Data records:
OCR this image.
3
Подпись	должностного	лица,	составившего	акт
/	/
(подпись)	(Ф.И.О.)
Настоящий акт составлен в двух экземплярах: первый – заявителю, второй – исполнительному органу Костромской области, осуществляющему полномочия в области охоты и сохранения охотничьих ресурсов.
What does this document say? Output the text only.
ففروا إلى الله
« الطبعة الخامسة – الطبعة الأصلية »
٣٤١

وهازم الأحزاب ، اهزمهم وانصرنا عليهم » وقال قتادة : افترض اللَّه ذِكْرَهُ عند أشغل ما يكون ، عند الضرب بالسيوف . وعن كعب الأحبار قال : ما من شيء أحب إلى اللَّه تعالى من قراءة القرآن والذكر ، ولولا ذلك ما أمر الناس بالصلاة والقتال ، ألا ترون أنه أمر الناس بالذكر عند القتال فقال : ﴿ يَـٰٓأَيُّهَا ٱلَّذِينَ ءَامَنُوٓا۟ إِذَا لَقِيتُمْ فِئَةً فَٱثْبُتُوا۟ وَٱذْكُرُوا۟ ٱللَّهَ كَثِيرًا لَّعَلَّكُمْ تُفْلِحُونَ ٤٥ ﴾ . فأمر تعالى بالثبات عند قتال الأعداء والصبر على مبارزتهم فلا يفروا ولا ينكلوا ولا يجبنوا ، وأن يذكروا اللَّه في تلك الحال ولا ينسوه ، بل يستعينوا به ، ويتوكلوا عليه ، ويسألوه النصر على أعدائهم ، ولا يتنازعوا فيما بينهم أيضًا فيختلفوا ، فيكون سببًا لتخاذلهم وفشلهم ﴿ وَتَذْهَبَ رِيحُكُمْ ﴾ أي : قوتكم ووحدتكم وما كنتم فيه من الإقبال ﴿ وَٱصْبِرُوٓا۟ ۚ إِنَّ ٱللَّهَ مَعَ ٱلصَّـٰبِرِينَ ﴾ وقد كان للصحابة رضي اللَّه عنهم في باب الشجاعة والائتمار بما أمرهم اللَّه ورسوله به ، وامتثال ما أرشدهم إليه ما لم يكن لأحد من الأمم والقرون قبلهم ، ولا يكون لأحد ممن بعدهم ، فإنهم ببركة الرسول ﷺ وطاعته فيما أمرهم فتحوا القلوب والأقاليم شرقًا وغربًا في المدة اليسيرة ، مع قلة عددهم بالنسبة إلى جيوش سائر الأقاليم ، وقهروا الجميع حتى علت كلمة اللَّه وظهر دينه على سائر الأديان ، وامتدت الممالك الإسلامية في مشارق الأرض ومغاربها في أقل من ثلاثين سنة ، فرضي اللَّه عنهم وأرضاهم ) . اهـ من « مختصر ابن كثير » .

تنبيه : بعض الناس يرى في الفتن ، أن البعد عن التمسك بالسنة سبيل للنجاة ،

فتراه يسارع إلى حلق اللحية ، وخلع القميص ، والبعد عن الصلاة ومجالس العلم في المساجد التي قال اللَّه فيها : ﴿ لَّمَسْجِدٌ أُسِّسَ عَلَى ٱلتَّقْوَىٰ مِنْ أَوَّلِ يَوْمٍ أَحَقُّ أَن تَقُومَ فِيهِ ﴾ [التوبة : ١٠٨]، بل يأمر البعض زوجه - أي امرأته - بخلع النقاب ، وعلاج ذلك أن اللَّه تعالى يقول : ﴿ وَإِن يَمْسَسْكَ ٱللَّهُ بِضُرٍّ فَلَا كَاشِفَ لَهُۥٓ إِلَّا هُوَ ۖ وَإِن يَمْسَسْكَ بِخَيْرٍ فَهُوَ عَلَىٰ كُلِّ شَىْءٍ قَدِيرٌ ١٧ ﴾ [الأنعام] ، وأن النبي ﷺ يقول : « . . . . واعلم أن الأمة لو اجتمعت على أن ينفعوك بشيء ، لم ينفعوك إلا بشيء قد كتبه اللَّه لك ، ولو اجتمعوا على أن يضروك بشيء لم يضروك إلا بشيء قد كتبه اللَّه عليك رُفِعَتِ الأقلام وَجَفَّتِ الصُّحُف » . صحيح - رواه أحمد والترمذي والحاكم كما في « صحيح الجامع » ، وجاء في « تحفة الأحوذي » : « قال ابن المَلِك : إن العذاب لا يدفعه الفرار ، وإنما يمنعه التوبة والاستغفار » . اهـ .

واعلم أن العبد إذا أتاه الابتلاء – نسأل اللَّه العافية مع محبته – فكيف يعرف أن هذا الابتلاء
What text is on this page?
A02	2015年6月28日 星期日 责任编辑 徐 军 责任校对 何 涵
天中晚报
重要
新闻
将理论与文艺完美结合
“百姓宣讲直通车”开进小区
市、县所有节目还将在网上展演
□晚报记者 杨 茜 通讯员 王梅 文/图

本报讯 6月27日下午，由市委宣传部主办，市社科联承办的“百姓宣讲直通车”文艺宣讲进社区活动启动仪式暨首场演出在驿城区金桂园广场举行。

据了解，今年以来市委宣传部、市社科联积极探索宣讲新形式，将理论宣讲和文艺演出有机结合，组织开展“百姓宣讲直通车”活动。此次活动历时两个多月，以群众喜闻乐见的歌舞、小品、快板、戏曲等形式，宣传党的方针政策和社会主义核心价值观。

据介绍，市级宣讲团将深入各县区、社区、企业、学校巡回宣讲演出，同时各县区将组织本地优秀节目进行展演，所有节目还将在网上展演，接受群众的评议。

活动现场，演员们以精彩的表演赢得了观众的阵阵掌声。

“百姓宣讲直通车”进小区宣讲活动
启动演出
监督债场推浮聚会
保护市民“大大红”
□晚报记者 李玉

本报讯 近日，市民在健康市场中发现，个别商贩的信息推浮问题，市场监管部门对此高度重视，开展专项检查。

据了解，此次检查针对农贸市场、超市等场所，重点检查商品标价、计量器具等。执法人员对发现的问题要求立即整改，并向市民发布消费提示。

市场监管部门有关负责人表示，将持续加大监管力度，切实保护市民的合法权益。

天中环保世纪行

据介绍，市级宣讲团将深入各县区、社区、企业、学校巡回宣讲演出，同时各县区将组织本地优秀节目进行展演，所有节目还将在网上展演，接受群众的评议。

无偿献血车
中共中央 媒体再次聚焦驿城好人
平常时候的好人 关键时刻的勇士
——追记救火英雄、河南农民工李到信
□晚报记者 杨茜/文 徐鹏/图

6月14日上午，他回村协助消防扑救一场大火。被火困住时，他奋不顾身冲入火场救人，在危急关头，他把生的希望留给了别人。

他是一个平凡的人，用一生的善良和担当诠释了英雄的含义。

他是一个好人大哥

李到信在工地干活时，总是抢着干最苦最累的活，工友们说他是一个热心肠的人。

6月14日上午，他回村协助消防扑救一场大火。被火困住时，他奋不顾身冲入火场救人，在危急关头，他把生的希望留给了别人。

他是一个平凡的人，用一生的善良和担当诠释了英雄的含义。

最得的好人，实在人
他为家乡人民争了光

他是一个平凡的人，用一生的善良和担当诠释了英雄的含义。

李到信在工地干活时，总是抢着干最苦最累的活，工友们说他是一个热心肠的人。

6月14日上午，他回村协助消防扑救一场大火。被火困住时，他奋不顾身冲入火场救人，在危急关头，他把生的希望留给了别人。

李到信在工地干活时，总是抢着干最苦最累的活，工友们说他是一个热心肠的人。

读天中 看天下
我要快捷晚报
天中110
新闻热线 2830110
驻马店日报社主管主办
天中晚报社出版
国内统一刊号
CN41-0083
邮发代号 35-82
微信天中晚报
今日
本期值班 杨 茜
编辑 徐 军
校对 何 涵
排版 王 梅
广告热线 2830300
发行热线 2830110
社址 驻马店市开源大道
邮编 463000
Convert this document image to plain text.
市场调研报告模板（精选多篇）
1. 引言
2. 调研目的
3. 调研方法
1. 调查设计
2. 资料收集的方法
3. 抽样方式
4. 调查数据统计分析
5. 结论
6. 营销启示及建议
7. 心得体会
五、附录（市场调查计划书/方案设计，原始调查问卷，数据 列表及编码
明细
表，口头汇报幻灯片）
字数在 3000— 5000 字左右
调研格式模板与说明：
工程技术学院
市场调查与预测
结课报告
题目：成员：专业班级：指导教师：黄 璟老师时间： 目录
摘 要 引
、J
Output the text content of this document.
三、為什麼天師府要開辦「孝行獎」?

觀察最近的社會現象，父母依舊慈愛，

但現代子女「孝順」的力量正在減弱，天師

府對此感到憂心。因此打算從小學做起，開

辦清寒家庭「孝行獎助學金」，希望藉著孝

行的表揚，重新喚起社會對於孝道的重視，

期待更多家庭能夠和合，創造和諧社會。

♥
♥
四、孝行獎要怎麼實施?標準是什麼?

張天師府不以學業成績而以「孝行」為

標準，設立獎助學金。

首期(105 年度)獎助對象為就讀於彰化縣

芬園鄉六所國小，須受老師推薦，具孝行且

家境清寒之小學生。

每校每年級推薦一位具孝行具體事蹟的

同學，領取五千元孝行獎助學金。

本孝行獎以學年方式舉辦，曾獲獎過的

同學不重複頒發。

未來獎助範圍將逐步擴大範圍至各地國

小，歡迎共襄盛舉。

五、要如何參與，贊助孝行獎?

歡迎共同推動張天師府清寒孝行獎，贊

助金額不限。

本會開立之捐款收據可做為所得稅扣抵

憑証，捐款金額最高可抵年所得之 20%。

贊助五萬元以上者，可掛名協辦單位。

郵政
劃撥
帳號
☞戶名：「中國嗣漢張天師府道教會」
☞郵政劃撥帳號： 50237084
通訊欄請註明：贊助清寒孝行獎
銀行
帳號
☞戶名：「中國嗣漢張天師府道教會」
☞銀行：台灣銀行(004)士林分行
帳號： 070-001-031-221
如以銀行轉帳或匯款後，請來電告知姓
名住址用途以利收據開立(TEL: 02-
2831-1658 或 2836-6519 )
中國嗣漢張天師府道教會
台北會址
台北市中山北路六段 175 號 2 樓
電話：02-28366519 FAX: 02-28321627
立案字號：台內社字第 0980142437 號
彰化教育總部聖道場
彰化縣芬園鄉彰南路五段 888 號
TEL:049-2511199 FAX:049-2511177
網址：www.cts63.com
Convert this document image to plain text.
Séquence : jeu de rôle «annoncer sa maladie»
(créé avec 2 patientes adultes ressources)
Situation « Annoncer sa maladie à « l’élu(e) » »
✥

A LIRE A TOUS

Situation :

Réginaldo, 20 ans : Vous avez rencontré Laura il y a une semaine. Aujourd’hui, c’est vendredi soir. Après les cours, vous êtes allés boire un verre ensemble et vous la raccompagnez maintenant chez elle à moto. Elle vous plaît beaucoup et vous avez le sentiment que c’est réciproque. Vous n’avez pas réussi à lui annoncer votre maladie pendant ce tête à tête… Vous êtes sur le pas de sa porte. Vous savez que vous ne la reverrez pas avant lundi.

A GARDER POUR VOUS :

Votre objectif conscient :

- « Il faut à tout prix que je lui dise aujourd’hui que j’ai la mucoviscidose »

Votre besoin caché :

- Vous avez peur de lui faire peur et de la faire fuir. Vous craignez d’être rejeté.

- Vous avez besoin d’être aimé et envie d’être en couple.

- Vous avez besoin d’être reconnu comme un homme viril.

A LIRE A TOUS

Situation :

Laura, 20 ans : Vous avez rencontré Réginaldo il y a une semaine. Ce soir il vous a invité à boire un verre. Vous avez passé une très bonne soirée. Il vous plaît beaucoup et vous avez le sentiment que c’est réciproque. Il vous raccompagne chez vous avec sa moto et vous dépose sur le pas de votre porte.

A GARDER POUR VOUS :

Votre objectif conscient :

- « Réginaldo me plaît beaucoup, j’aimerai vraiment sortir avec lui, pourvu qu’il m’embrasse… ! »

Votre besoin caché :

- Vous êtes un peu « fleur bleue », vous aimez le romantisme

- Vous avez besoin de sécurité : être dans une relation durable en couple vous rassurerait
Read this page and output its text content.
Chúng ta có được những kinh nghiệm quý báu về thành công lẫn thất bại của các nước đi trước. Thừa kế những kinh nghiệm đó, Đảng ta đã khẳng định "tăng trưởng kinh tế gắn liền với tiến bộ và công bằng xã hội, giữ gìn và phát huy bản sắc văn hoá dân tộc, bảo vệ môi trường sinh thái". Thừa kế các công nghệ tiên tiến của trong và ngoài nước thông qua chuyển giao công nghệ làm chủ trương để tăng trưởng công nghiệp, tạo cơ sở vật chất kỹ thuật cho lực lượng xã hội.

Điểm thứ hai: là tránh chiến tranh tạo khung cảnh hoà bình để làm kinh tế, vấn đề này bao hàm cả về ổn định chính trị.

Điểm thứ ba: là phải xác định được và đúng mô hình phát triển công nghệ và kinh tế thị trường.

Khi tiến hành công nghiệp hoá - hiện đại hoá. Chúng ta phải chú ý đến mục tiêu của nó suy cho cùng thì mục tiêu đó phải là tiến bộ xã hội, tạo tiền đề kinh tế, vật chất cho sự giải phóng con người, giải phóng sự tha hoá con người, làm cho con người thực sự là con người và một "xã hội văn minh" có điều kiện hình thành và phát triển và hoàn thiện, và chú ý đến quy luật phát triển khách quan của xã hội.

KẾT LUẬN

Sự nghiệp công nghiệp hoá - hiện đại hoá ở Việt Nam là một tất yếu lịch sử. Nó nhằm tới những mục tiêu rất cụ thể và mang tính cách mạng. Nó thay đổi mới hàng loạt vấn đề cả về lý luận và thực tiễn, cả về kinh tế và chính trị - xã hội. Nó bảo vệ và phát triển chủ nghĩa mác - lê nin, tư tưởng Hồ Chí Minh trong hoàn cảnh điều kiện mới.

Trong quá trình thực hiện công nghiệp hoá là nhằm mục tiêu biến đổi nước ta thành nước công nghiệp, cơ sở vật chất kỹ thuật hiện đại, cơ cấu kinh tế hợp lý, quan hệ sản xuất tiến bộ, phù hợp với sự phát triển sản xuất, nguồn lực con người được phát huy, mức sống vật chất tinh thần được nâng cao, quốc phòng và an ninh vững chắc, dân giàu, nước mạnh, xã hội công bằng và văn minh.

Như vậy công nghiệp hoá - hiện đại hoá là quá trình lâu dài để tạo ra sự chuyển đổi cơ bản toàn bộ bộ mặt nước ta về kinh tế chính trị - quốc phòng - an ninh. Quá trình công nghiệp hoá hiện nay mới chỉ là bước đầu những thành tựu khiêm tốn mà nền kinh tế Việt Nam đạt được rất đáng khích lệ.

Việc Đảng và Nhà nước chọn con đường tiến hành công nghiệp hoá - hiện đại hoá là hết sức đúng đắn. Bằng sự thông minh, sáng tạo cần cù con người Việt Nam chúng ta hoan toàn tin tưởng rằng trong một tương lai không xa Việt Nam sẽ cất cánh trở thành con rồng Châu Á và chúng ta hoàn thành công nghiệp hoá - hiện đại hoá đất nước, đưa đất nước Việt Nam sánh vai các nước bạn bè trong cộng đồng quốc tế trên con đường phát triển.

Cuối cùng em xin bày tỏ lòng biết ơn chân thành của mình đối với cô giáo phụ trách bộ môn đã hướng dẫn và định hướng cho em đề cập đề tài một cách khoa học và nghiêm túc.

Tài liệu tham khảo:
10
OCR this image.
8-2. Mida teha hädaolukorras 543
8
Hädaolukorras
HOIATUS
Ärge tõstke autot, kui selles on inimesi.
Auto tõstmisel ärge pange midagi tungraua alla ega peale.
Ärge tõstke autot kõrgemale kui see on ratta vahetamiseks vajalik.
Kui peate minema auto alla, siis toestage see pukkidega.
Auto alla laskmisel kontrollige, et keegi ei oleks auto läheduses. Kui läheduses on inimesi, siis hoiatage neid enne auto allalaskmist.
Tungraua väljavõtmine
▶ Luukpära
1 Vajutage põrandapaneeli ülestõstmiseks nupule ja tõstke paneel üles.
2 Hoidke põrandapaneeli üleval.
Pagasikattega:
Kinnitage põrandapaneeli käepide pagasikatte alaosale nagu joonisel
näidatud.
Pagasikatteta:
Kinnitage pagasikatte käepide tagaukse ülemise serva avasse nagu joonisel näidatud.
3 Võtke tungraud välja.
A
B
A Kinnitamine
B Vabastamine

#### [WHAT THIS TASK INVOLVES]
Extract all lines that hold the word "Kinnitage".

#### [TASK ANSWER]
Kinnitage põrandapaneeli käepide pagasikatte alaosale nagu joonisel
Kinnitage pagasikatte käepide tagaukse ülemise serva avasse nagu joonisel näidatud.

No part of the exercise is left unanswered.